* [Task goal] Each line of the material below that holds the word "name" needs to be copied.

Saved data entries
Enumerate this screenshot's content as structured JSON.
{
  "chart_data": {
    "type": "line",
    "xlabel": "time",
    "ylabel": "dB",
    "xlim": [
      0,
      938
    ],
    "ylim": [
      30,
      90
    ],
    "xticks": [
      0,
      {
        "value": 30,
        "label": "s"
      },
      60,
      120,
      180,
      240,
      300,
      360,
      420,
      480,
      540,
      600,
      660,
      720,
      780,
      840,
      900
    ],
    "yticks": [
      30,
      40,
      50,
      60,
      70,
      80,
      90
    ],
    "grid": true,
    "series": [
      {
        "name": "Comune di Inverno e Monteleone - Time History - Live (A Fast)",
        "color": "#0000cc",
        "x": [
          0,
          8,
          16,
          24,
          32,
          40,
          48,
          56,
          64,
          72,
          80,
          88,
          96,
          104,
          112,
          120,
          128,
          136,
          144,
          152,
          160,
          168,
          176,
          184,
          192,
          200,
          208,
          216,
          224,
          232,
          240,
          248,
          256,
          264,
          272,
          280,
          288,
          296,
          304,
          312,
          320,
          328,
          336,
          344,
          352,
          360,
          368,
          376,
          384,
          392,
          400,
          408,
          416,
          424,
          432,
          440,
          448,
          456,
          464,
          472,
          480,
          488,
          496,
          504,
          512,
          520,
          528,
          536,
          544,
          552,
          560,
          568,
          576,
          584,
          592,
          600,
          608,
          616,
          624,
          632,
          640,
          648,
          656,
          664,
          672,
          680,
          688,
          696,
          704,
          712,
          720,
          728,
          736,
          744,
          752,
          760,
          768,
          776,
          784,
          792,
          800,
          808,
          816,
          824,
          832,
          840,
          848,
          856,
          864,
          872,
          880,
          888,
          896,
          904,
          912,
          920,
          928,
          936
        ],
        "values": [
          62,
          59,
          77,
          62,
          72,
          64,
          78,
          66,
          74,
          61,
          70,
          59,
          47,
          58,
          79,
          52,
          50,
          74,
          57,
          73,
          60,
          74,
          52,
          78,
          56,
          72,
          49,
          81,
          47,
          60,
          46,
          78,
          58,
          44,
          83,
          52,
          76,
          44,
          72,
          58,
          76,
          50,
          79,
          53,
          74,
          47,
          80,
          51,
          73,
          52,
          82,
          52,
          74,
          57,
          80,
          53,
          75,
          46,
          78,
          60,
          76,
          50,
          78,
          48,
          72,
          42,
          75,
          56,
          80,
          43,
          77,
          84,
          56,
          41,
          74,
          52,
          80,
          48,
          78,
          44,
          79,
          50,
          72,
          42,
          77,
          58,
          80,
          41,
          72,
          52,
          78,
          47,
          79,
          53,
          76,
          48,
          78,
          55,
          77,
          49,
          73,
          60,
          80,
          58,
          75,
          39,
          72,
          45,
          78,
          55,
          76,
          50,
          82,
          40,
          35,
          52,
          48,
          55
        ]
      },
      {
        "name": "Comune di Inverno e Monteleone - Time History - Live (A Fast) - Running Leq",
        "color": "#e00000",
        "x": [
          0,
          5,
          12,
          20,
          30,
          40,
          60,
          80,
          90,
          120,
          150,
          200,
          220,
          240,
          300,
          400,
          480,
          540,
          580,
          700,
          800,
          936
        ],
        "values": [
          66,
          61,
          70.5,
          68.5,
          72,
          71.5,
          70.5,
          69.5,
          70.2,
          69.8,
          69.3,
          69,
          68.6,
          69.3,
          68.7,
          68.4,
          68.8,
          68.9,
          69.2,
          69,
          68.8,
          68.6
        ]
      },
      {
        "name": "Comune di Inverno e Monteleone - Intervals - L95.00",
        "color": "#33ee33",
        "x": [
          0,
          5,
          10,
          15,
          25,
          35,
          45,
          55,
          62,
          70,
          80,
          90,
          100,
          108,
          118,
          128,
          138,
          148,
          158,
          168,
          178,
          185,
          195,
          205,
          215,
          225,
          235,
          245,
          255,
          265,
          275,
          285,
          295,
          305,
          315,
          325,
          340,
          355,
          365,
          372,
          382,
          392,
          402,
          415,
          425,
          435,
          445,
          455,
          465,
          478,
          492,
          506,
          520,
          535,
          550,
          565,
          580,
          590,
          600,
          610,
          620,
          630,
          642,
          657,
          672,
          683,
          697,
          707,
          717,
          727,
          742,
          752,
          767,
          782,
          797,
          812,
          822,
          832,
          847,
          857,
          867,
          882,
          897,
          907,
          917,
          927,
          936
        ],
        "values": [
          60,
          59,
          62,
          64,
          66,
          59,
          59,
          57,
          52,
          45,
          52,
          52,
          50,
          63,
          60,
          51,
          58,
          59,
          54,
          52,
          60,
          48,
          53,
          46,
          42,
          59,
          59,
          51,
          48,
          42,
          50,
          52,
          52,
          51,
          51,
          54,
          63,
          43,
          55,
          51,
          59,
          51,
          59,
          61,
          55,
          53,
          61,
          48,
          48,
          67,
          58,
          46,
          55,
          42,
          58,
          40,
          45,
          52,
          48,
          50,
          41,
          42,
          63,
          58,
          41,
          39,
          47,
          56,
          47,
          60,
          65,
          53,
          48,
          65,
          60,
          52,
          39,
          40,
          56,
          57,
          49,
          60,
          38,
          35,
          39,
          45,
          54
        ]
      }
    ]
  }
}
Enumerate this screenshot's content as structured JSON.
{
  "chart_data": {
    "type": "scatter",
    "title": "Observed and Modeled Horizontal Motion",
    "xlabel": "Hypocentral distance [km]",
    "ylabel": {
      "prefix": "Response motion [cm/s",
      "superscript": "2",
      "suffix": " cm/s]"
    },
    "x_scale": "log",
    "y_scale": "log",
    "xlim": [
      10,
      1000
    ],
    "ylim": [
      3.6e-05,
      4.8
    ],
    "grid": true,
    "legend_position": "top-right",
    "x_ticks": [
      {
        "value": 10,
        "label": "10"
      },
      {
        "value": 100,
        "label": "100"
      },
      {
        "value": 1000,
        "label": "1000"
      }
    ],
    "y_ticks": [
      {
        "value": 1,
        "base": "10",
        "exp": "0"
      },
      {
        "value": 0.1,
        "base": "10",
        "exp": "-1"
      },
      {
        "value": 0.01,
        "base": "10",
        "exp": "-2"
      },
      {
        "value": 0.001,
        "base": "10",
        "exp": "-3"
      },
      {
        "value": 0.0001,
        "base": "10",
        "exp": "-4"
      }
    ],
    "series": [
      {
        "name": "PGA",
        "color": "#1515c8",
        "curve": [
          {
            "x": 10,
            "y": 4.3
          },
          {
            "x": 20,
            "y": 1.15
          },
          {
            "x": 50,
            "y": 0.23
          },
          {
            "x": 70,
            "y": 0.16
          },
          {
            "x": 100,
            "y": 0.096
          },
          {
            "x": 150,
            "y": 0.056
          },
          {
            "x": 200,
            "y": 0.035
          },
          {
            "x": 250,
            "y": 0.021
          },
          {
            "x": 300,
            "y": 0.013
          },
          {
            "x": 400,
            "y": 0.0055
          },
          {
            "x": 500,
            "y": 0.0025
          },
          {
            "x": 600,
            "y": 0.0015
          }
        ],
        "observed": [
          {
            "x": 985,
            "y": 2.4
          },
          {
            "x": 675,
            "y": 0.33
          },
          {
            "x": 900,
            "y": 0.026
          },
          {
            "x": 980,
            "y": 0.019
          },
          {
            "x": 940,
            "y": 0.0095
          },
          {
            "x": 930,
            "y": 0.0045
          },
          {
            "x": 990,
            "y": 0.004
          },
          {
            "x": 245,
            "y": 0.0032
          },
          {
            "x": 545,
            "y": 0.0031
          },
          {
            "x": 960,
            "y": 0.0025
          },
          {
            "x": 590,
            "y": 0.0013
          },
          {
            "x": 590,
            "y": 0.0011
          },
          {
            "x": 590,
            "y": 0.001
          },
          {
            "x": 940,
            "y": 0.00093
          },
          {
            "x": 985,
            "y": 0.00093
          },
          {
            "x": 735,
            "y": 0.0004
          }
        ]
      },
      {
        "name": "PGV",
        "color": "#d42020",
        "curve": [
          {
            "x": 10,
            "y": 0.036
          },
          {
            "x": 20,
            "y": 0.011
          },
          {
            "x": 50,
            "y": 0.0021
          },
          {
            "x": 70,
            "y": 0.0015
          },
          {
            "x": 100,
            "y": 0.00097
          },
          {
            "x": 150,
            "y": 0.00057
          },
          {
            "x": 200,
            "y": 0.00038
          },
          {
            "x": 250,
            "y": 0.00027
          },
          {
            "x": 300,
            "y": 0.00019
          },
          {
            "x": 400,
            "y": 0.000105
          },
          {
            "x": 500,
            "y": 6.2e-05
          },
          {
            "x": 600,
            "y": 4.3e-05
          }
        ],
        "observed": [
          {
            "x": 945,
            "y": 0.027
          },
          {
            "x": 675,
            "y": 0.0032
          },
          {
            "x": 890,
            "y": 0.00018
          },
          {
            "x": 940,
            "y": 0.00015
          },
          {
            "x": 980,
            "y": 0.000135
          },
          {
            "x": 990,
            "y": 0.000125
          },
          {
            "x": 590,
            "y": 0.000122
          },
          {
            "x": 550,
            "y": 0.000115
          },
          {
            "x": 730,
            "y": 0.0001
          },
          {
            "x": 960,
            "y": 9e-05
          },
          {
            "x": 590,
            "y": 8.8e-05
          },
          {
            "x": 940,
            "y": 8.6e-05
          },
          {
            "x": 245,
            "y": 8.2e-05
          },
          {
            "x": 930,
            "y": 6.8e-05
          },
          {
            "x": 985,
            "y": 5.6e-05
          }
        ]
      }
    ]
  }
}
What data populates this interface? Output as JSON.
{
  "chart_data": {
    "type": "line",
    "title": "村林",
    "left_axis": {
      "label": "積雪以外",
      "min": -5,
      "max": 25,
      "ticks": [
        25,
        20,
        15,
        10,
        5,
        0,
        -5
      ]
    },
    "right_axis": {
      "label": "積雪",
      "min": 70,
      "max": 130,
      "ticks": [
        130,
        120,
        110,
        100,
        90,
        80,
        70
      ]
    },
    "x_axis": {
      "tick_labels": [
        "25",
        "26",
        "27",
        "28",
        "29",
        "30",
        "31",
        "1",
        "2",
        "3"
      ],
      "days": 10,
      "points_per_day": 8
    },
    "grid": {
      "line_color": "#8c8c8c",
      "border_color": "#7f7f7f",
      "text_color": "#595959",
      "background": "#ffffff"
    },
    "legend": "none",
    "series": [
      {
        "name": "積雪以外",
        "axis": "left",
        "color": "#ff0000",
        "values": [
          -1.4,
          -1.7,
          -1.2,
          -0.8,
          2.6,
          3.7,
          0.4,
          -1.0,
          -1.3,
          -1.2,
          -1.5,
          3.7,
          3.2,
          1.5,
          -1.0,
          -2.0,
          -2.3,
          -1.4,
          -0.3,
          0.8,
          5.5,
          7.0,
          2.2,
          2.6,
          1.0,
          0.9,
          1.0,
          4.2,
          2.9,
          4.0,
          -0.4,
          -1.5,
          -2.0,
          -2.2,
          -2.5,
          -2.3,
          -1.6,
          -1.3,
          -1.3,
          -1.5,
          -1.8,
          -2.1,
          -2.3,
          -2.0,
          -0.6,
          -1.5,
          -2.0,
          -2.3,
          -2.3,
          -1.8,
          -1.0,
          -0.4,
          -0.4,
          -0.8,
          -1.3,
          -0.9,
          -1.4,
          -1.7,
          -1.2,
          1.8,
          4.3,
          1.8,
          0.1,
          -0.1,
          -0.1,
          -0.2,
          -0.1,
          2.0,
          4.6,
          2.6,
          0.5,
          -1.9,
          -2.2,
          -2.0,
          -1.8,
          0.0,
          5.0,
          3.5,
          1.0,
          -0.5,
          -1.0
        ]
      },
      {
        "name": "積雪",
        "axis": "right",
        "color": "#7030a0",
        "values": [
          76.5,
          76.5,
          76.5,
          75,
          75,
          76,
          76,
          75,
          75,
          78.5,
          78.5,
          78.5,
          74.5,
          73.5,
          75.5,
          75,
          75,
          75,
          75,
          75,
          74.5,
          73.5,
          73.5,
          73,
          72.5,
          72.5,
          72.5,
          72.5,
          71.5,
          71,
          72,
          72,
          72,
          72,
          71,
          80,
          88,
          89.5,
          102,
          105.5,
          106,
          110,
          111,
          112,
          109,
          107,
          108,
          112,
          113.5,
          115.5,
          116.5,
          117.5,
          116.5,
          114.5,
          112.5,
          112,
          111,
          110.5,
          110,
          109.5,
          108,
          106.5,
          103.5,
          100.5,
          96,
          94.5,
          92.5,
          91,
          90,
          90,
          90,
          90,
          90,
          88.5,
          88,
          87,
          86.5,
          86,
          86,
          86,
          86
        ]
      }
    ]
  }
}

* [Solution below]
        "name": "Comune di Inverno e Monteleone - Time History - Live (A Fast)",
        "name": "Comune di Inverno e Monteleone - Time History - Live (A Fast) - Running Leq",
        "name": "Comune di Inverno e Monteleone - Intervals - L95.00",
        "name": "PGA",
        "name": "PGV",
        "name": "積雪以外",
        "name": "積雪",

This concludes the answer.